- _Stated task_: Transcribe the records that follow, preserving every word.
#### Provided data ####
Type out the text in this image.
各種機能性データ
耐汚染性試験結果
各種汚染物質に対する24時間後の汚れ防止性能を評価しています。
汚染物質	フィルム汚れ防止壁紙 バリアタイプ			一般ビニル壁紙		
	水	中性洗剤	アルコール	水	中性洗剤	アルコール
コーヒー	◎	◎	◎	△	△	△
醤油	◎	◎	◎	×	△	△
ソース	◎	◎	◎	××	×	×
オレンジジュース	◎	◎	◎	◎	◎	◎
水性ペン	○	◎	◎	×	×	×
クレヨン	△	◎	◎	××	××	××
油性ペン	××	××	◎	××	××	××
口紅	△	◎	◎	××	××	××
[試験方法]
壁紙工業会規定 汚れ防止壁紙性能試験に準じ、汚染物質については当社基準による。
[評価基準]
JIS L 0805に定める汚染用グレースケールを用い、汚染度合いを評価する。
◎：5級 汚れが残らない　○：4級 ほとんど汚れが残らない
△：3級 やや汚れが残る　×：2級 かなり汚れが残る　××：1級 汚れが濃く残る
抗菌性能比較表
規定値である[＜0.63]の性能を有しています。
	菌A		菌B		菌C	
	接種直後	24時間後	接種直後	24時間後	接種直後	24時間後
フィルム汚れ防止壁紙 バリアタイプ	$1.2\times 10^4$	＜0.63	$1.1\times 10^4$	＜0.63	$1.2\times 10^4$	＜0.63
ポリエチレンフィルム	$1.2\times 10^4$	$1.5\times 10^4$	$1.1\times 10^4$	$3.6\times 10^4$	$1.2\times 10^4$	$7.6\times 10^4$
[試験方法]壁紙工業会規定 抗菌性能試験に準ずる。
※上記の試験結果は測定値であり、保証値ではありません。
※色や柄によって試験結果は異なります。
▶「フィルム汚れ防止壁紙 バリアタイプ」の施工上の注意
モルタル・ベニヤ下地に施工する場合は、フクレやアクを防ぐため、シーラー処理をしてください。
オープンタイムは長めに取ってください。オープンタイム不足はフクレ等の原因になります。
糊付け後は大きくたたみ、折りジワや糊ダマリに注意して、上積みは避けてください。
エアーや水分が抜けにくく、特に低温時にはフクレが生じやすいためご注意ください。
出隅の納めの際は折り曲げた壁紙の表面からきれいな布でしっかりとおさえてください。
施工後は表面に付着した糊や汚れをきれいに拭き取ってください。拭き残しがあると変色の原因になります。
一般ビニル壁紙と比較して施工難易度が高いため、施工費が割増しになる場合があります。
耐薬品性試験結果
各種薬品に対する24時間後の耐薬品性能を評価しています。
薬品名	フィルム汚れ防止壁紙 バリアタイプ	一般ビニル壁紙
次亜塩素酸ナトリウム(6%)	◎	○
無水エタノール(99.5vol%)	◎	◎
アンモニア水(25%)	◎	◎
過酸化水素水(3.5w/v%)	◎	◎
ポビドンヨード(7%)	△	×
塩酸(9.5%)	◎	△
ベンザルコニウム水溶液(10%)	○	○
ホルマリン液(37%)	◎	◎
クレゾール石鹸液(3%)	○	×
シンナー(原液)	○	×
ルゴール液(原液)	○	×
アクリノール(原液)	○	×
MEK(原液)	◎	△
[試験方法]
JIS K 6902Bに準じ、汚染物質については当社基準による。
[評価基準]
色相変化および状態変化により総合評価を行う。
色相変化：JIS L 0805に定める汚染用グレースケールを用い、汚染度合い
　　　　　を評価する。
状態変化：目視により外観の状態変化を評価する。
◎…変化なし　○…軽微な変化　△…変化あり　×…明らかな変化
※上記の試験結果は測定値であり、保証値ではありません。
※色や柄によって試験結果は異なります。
####
- _Worked solution_:
Type out the text in this image.
各種機能性データ
耐汚染性試験結果
各種汚染物質に対する24時間後の汚れ防止性能を評価しています。
汚染物質	フィルム汚れ防止壁紙 バリアタイプ			一般ビニル壁紙		
	水	中性洗剤	アルコール	水	中性洗剤	アルコール
コーヒー	◎	◎	◎	△	△	△
醤油	◎	◎	◎	×	△	△
ソース	◎	◎	◎	××	×	×
オレンジジュース	◎	◎	◎	◎	◎	◎
水性ペン	○	◎	◎	×	×	×
クレヨン	△	◎	◎	××	××	××
油性ペン	××	××	◎	××	××	××
口紅	△	◎	◎	××	××	××
[試験方法]
壁紙工業会規定 汚れ防止壁紙性能試験に準じ、汚染物質については当社基準による。
[評価基準]
JIS L 0805に定める汚染用グレースケールを用い、汚染度合いを評価する。
◎：5級 汚れが残らない　○：4級 ほとんど汚れが残らない
△：3級 やや汚れが残る　×：2級 かなり汚れが残る　××：1級 汚れが濃く残る
抗菌性能比較表
規定値である[＜0.63]の性能を有しています。
	菌A		菌B		菌C	
	接種直後	24時間後	接種直後	24時間後	接種直後	24時間後
フィルム汚れ防止壁紙 バリアタイプ	$1.2\times 10^4$	＜0.63	$1.1\times 10^4$	＜0.63	$1.2\times 10^4$	＜0.63
ポリエチレンフィルム	$1.2\times 10^4$	$1.5\times 10^4$	$1.1\times 10^4$	$3.6\times 10^4$	$1.2\times 10^4$	$7.6\times 10^4$
[試験方法]壁紙工業会規定 抗菌性能試験に準ずる。
※上記の試験結果は測定値であり、保証値ではありません。
※色や柄によって試験結果は異なります。
▶「フィルム汚れ防止壁紙 バリアタイプ」の施工上の注意
モルタル・ベニヤ下地に施工する場合は、フクレやアクを防ぐため、シーラー処理をしてください。
オープンタイムは長めに取ってください。オープンタイム不足はフクレ等の原因になります。
糊付け後は大きくたたみ、折りジワや糊ダマリに注意して、上積みは避けてください。
エアーや水分が抜けにくく、特に低温時にはフクレが生じやすいためご注意ください。
出隅の納めの際は折り曲げた壁紙の表面からきれいな布でしっかりとおさえてください。
施工後は表面に付着した糊や汚れをきれいに拭き取ってください。拭き残しがあると変色の原因になります。
一般ビニル壁紙と比較して施工難易度が高いため、施工費が割増しになる場合があります。
耐薬品性試験結果
各種薬品に対する24時間後の耐薬品性能を評価しています。
薬品名	フィルム汚れ防止壁紙 バリアタイプ	一般ビニル壁紙
次亜塩素酸ナトリウム(6%)	◎	○
無水エタノール(99.5vol%)	◎	◎
アンモニア水(25%)	◎	◎
過酸化水素水(3.5w/v%)	◎	◎
ポビドンヨード(7%)	△	×
塩酸(9.5%)	◎	△
ベンザルコニウム水溶液(10%)	○	○
ホルマリン液(37%)	◎	◎
クレゾール石鹸液(3%)	○	×
シンナー(原液)	○	×
ルゴール液(原液)	○	×
アクリノール(原液)	○	×
MEK(原液)	◎	△
[試験方法]
JIS K 6902Bに準じ、汚染物質については当社基準による。
[評価基準]
色相変化および状態変化により総合評価を行う。
色相変化：JIS L 0805に定める汚染用グレースケールを用い、汚染度合い
　　　　　を評価する。
状態変化：目視により外観の状態変化を評価する。
◎…変化なし　○…軽微な変化　△…変化あり　×…明らかな変化
※上記の試験結果は測定値であり、保証値ではありません。
※色や柄によって試験結果は異なります。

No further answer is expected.